→ WHAT YOU NEED TO DO
All lines in the data bearing the string "Toukokuuta" should be identified and copied.

→ RECORD EXCERPTS

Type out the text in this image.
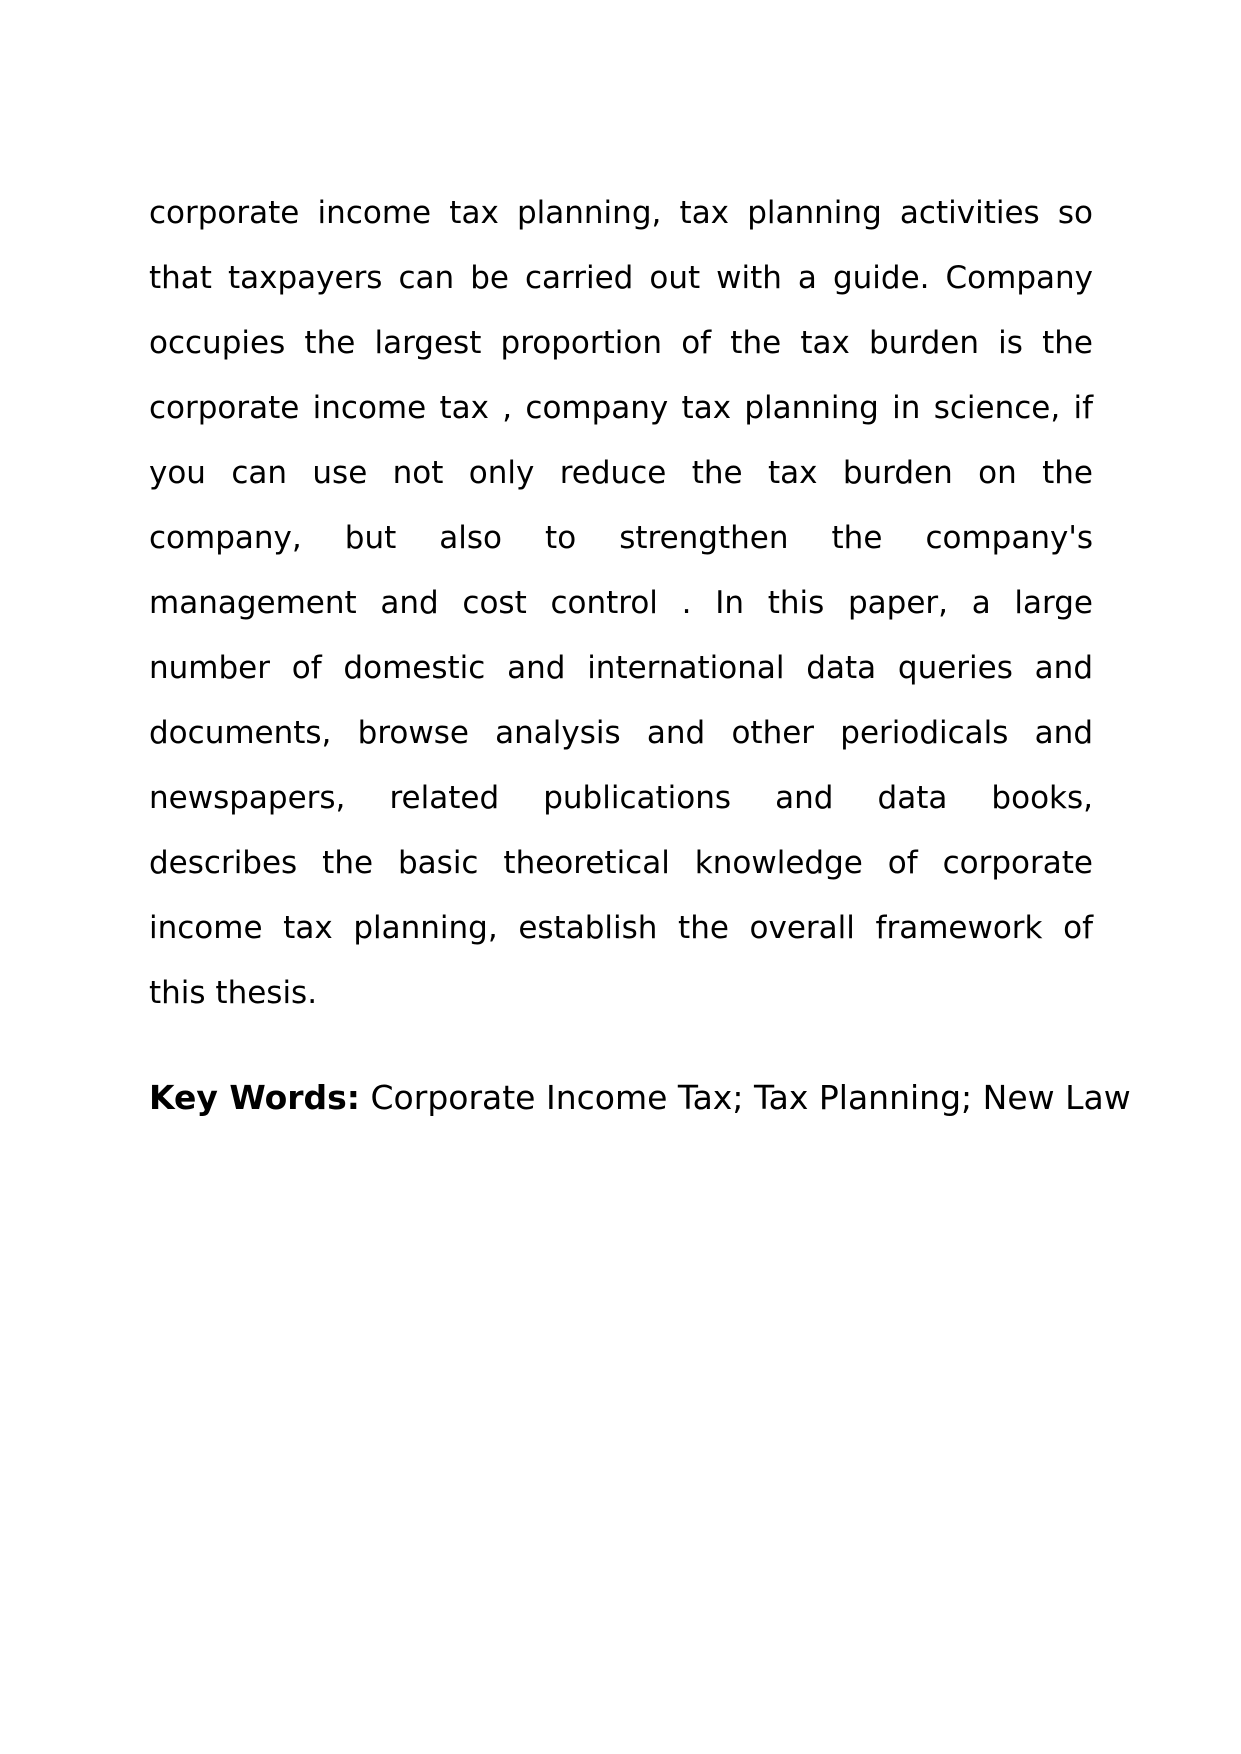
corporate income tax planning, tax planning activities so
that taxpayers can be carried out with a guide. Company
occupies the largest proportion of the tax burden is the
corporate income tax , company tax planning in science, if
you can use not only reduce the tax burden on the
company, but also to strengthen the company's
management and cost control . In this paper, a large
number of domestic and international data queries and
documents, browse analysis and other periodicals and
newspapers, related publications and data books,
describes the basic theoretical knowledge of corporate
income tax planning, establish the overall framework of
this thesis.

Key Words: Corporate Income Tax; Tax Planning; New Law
...
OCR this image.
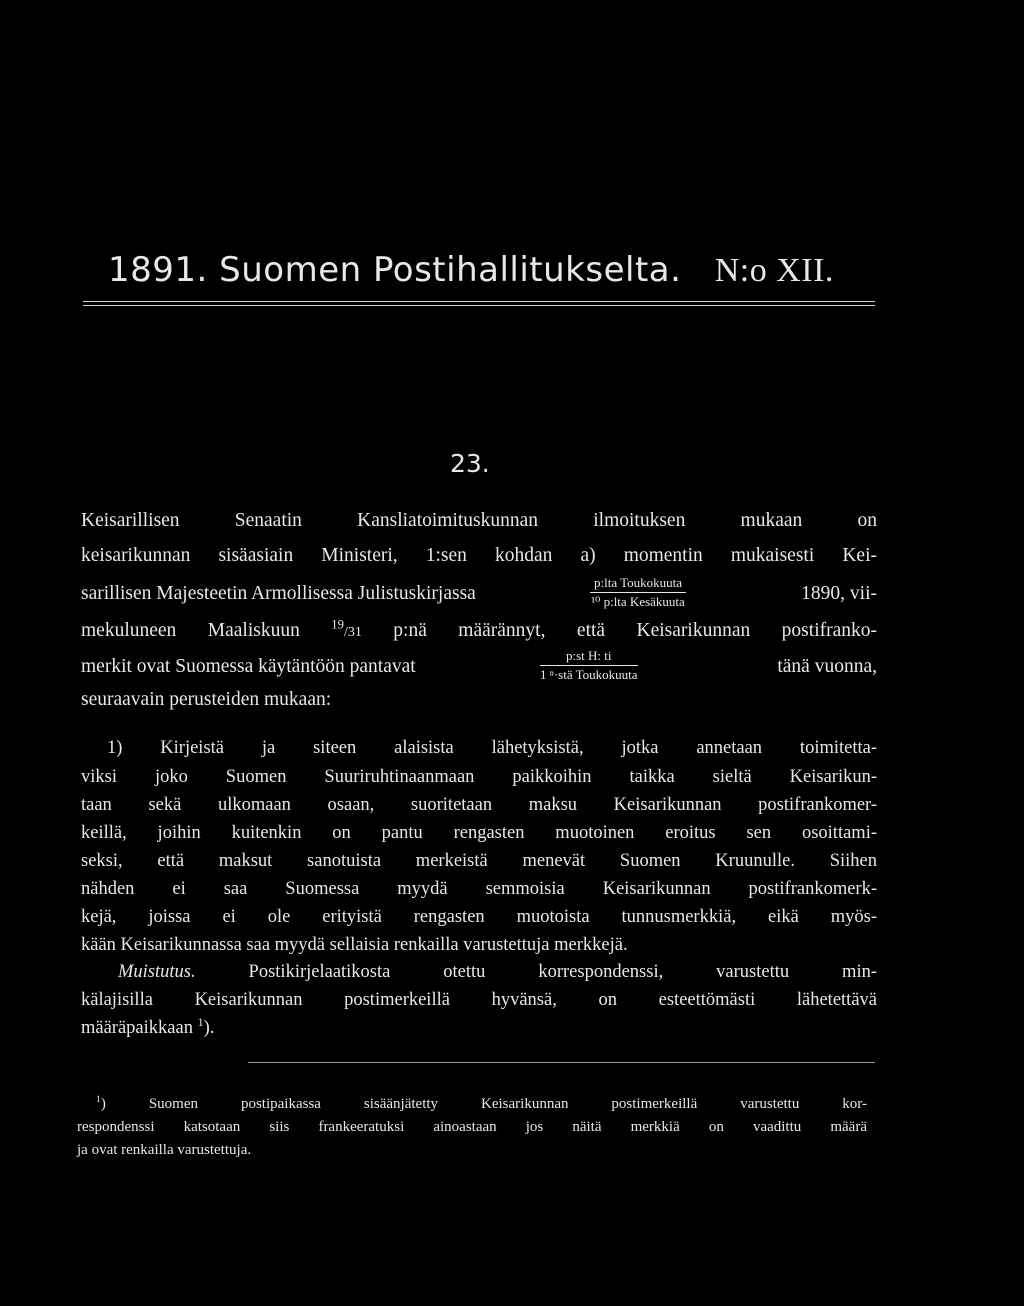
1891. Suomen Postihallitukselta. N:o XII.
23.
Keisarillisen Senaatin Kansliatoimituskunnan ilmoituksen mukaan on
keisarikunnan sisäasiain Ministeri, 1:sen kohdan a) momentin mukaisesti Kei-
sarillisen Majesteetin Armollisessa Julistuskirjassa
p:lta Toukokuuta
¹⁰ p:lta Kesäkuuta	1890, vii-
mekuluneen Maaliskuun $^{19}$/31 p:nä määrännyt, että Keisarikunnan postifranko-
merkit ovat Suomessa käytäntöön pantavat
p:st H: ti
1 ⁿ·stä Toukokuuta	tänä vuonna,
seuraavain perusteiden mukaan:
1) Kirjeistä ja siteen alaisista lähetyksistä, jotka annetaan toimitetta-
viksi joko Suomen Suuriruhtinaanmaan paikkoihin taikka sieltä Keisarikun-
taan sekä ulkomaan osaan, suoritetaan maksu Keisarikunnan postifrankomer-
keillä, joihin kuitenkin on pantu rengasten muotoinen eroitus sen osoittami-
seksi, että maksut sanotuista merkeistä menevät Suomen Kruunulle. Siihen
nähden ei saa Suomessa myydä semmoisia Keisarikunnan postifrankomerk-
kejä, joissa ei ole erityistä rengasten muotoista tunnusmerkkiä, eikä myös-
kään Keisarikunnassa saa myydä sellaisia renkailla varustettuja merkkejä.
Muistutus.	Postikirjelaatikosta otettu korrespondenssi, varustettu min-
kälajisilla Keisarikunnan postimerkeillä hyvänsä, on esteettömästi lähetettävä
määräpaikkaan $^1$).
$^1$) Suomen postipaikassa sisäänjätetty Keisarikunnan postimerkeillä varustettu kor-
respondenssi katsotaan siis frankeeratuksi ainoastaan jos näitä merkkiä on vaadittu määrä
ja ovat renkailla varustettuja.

→ OUTPUT FOR THIS TASK
p:lta Toukokuuta
1 ⁿ·stä Toukokuuta	tänä vuonna,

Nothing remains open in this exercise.